● **WHAT YOU ARE ASKED TO DO**: Repeat every entry word for word, but leave the images out of your copy.

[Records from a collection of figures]
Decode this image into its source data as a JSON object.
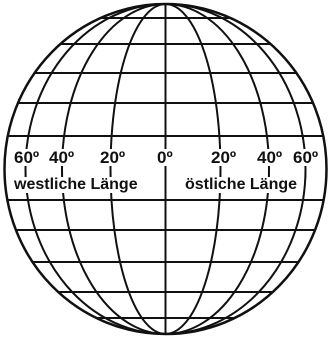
{
  "degree_labels": {
    "w60": "60º",
    "w40": "40º",
    "w20": "20º",
    "zero": "0º",
    "e20": "20º",
    "e40": "40º",
    "e60": "60º"
  },
  "longitude_labels": {
    "west": "westliche Länge",
    "east": "östliche Länge"
  },
  "colors": {
    "line": "#111111",
    "background": "#ffffff"
  }
}
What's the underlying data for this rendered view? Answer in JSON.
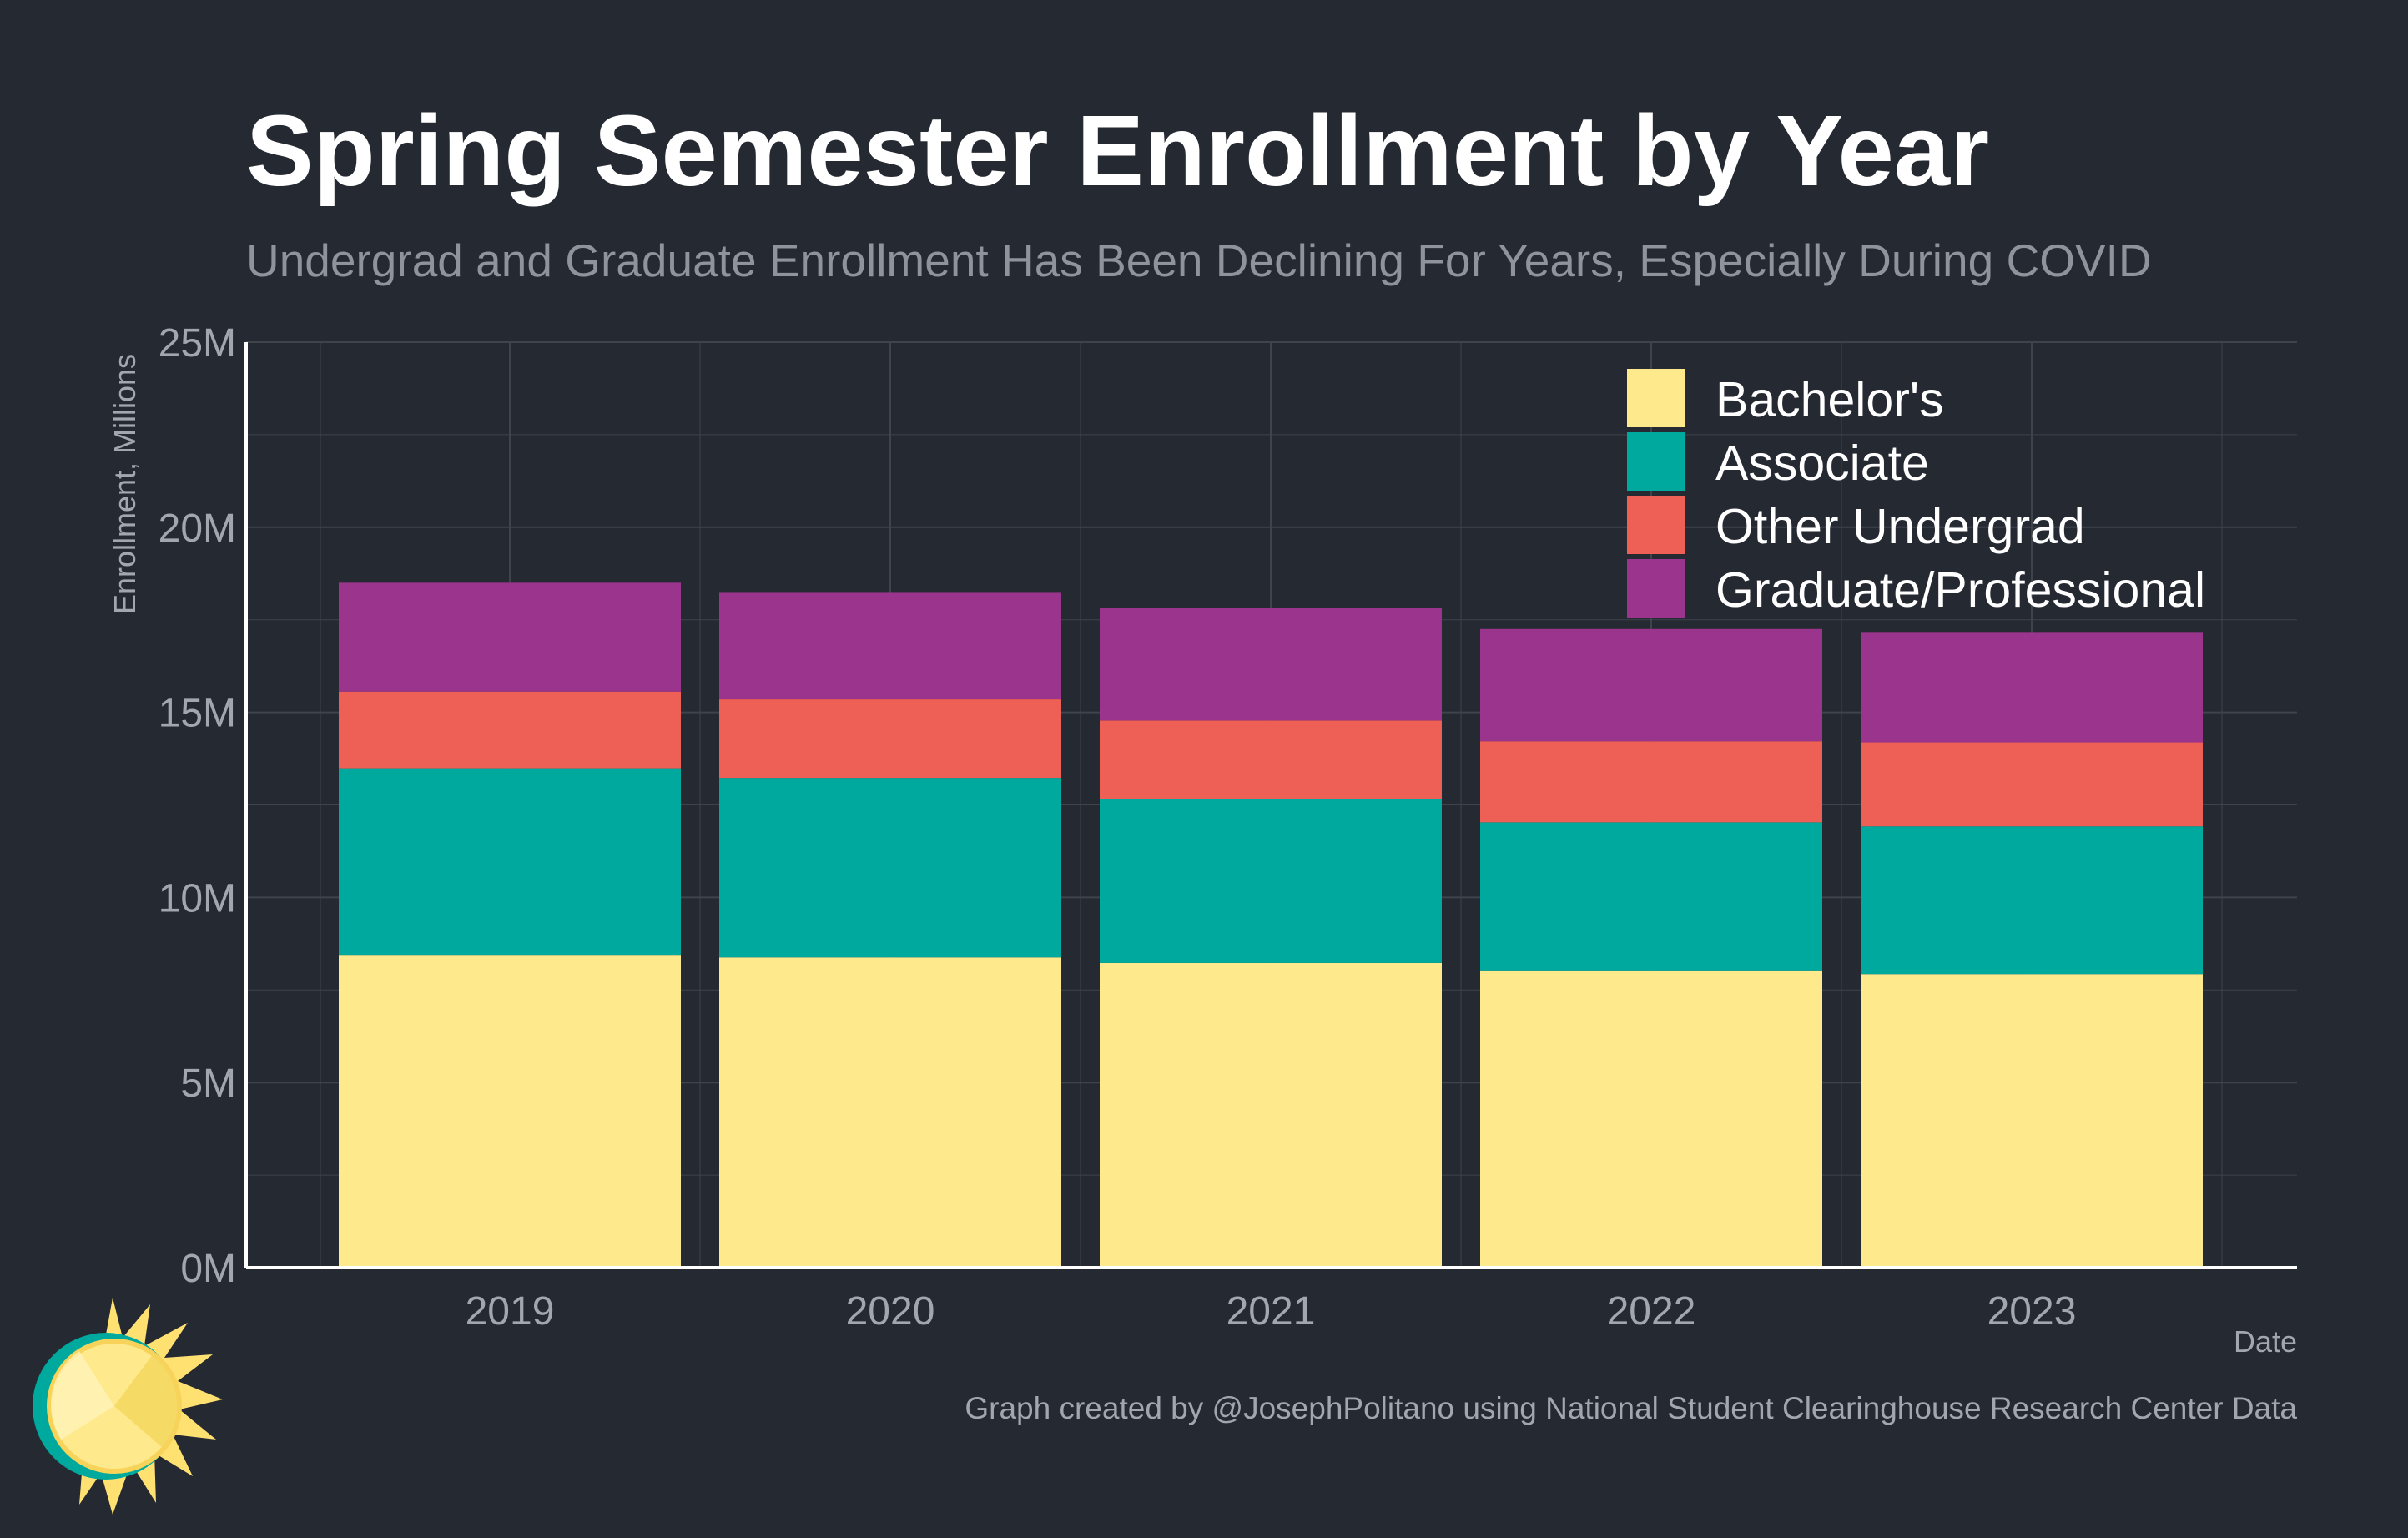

● **RESULT OF THIS EXERCISE**:
Decode this image into its source data as a JSON object.
{
  "degree_labels": {
    "w60": "60º",
    "w40": "40º",
    "w20": "20º",
    "zero": "0º",
    "e20": "20º",
    "e40": "40º",
    "e60": "60º"
  },
  "longitude_labels": {
    "west": "westliche Länge",
    "east": "östliche Länge"
  },
  "colors": {
    "line": "#111111",
    "background": "#ffffff"
  }
}
What's the underlying data for this rendered view? Answer in JSON.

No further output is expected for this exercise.